** Directions **
In the data that follows, count every line holding the string "Find" and give the count alone.

** Input data **

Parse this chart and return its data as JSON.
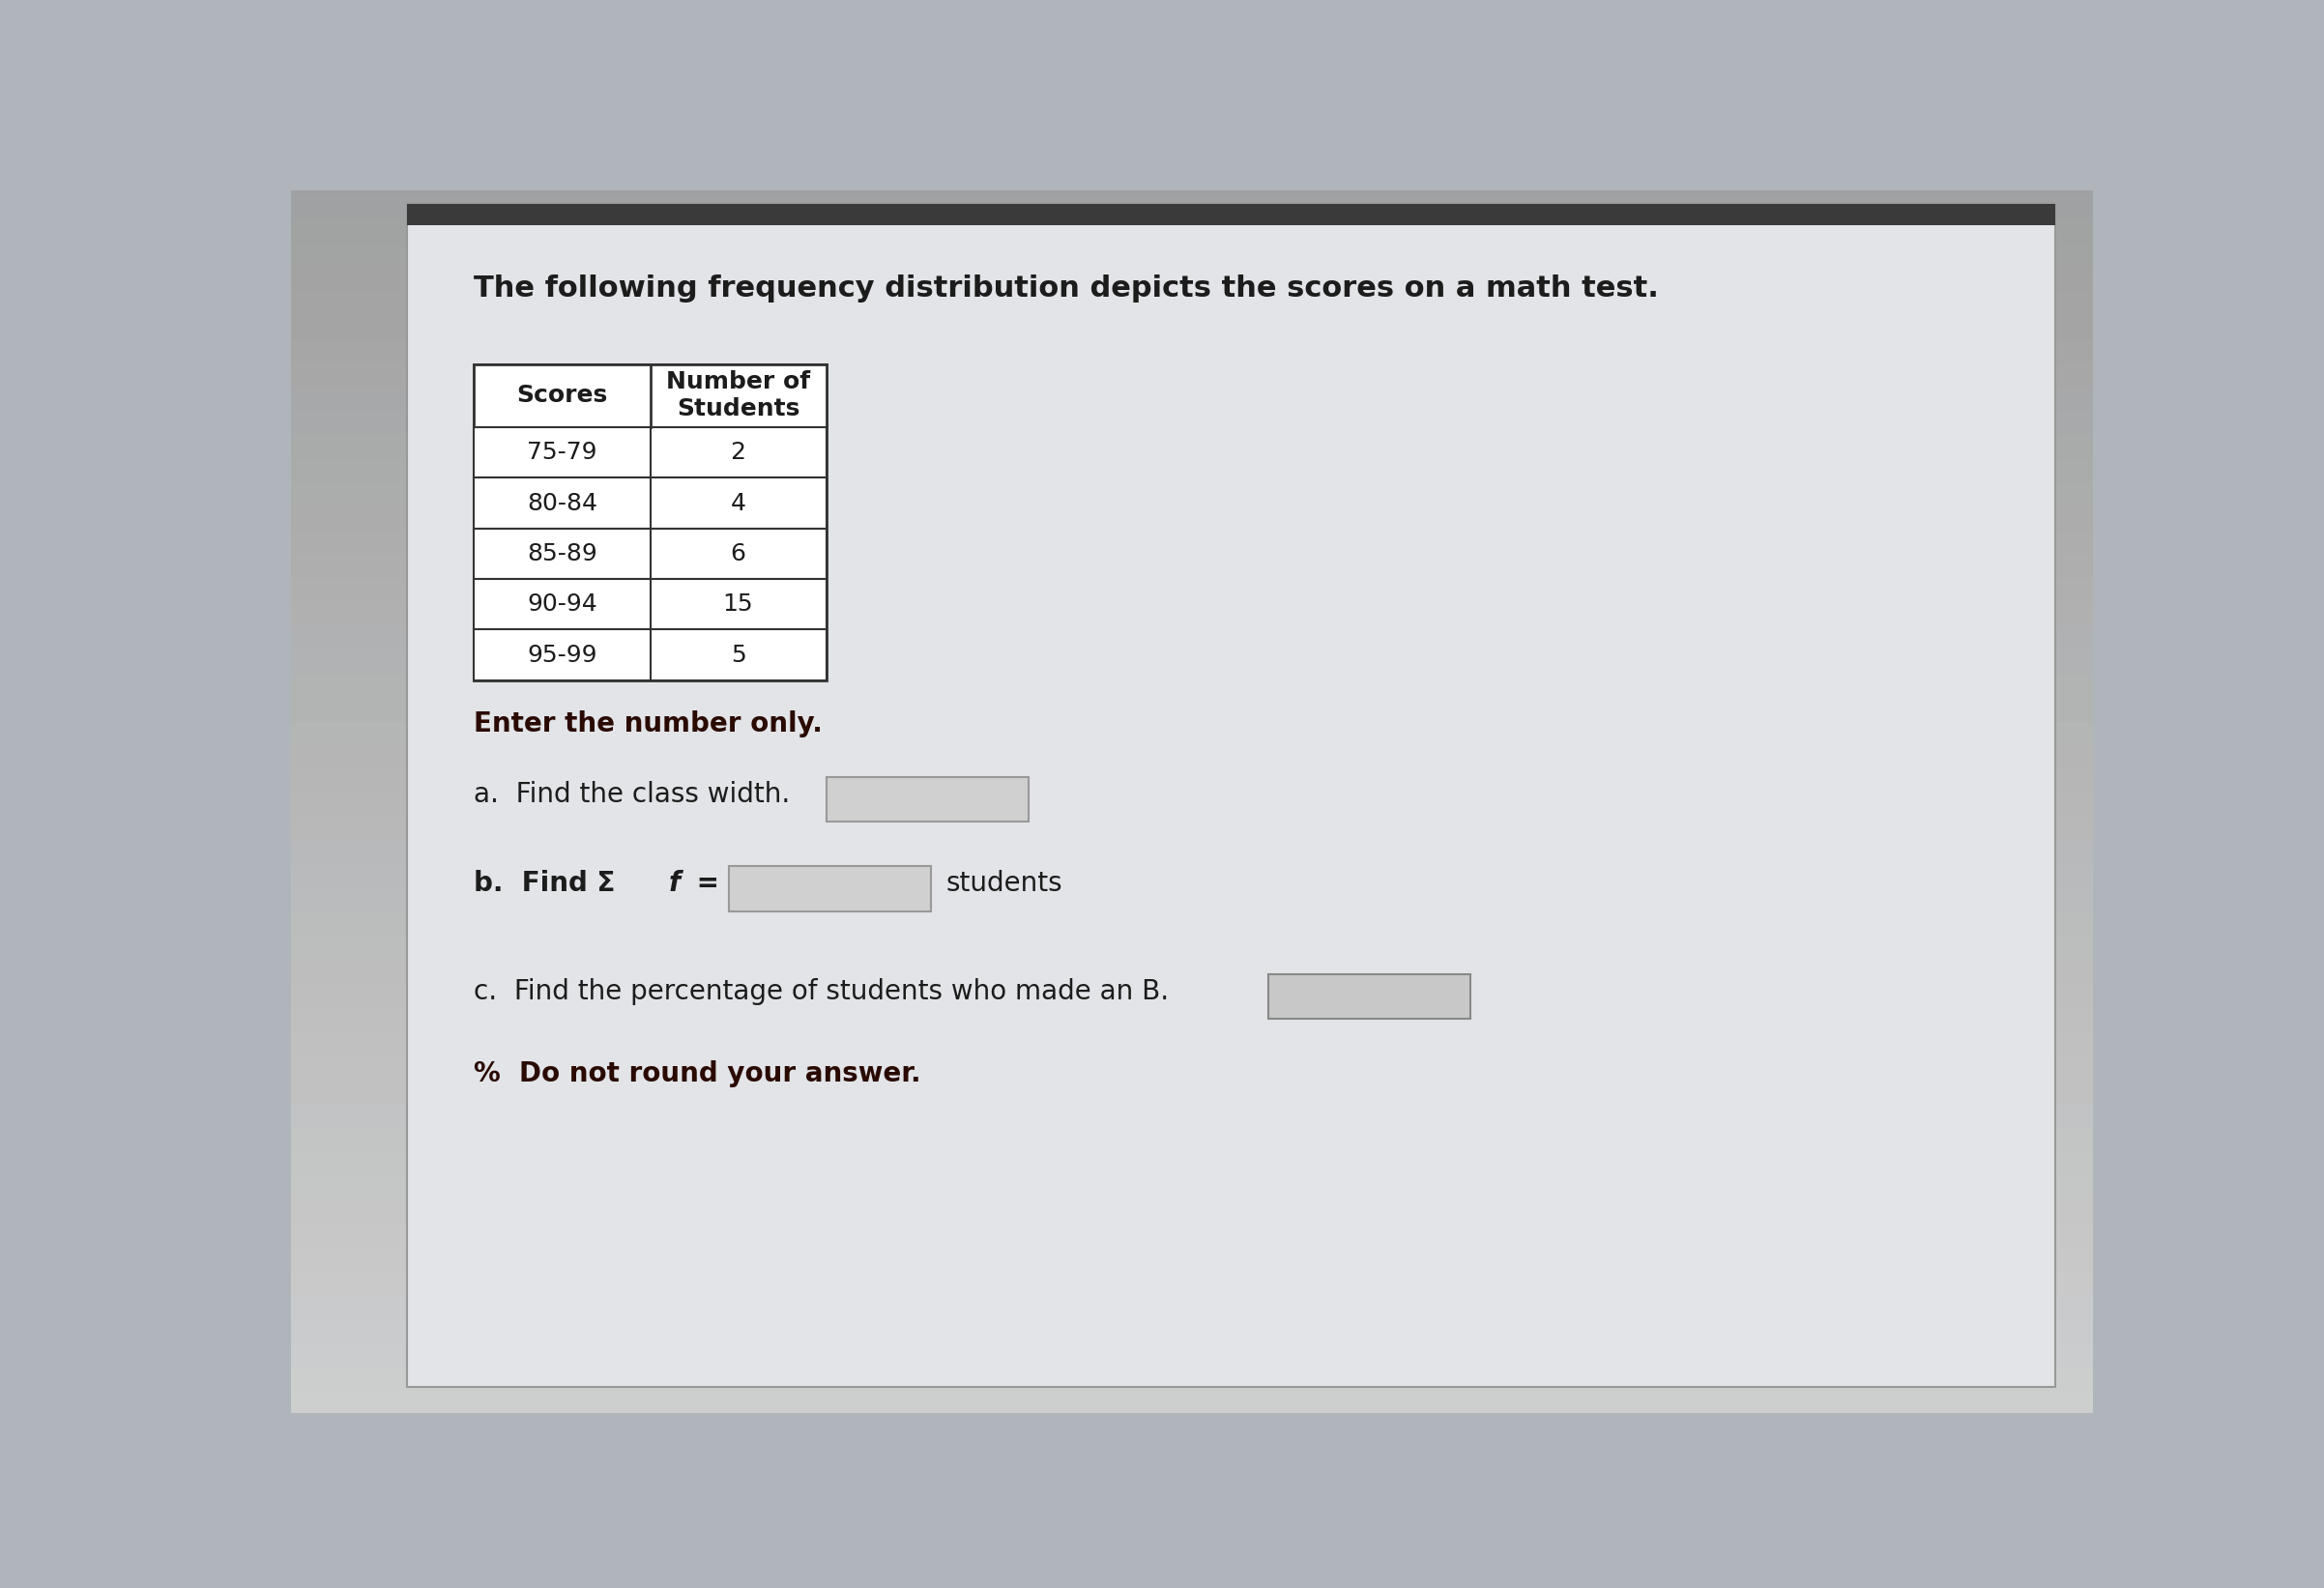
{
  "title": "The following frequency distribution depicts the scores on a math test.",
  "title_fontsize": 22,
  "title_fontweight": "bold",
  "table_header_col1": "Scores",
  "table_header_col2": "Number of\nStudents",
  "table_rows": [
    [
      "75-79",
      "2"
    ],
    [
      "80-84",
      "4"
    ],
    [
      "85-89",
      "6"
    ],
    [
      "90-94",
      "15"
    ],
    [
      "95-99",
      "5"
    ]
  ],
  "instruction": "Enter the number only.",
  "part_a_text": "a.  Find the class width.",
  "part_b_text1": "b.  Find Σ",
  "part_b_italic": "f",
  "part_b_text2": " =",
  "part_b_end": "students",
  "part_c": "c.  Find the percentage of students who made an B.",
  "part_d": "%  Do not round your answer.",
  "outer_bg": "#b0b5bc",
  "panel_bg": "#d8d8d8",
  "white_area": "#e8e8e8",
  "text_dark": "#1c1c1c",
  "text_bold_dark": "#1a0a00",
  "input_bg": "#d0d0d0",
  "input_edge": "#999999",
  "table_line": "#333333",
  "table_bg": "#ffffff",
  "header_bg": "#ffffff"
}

** Solution to this exercise **
3